# Task 1
According to the passage on the Alpine ibex, how long can the horns of a male grow?
# Task 2
Carry on the passage about the Alpine ibex from its last sentence.

# Given passage
■ ■ ■ ■ ■
The Alpine Ibex (Capra ibex) lives in rocky regions along the snowline above alpine forests of the European Alps. It is closely related to the Spanish Ibex (Capra pyrenaica) and the Middle Eastern Nubian Ibex (Capra ibex nubiana). Ibex are even-toed hoofed animals, also known as ‘cloven hoofed’.
All hoofed animals were once united in the order of ‘Ungulates’, however, they have been separated now between the even-toed and the odd-toed hoofed animals.
The Ibex is a species of wild mountain goat that have huge back-curving horns. The horns on a male ibex can grow to be 70 – 140 centimetres (28 – 55 inches) in length. Female horns are slightly shorter, thinner and curve slightly more backwards. Horns are used to defend themselves against predators.
An ibex grows to about 5 feet in length and stand around 3.5 feet at shoulder height and weigh around 270 pounds. The male ibex is commonly larger and heavier than the female. Ibexes have short, but not shaggy coats that vary in colour from reddish brown in the winter to brownish grey in the summer. The male ibex has a beard on his chin. Ibexes are remarkably sure-footed and agile which enables them to leap about rocky ledges.
Ibexes are found on craggy terrains between the timber and snow lines above the alpine forests of the European Alps. Ibexes tend to occupy steep, rocky habitats at elevations of between 6,500 – 15,000 feet (2,000 – 4,600 metres). The ibexes have a unique hoof structure making it an excellent climber on steep rocks.
Ibexes are herbivores and rely mainly on grass, flowers, twigs and moss to survive. Ibex also often stand on their hind legs to reach leaves and shoots from trees. They come down from their steep habitats during late afternoon and evenings to the alpine meadows below to feed. However, in the winter, ibexes tend to live at lower altitudes when food is more scarce. During the summer, ibexes need to drink water every other day and therefore seek regions where there is a dependable water source.
■ ■ ■ ■ ■
# Information supplied
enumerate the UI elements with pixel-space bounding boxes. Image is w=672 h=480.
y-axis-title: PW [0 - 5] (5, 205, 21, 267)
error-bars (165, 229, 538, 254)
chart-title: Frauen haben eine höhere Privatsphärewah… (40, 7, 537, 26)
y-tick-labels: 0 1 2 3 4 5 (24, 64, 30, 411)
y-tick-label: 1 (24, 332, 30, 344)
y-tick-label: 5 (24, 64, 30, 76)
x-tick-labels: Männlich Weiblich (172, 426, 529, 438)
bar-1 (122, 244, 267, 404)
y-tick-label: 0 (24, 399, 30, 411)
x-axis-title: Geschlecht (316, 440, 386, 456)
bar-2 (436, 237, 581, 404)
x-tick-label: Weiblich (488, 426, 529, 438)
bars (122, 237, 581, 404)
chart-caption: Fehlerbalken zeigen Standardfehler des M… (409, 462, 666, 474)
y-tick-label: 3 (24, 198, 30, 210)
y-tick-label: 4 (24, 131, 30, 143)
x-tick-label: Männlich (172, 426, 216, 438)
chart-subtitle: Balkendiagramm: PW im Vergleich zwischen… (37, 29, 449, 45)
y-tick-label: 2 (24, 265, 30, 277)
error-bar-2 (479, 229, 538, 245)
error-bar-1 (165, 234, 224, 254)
■ ■ ■ ■ ■
# Answer box 1
70 to 140 centimeters (28 to 55 inches).

# Answer box 2
Ibexes are diurnal and live in bachelor groups in herds of 10 – 20 individuals. These male and female herds will only join together during the mating season.
Being able to climb to great heights is also an ibexes defence technique as very few predators can follow them to the steepest regions of their habitat. Ibexes predators include wolves, bears, foxes and lynxes. If ibexes sense danger, they raise up on their very strong hind legs and point their horns towards their predators. Small kids (young ibex) are also susceptible to attacks from large predatory birds such as eagles.
The ibexes receives help with their grooming habits from birds called Gackles who peck parasites from their coats.
Like most goats, the ibex sprays itself with its own urine which gives it a strong body odour.
Breeding season for the ibex begins in late autumn when the male enters into what is known as ‘the rut’. At this time, males will separate from their bachelor herds and go their own way to seek out a female herd. During breeding season, fight rituals occur between males in order to determine who is entitled to breed with available females. Physical damage is rare during the rituals despite the males having large, heavy horns.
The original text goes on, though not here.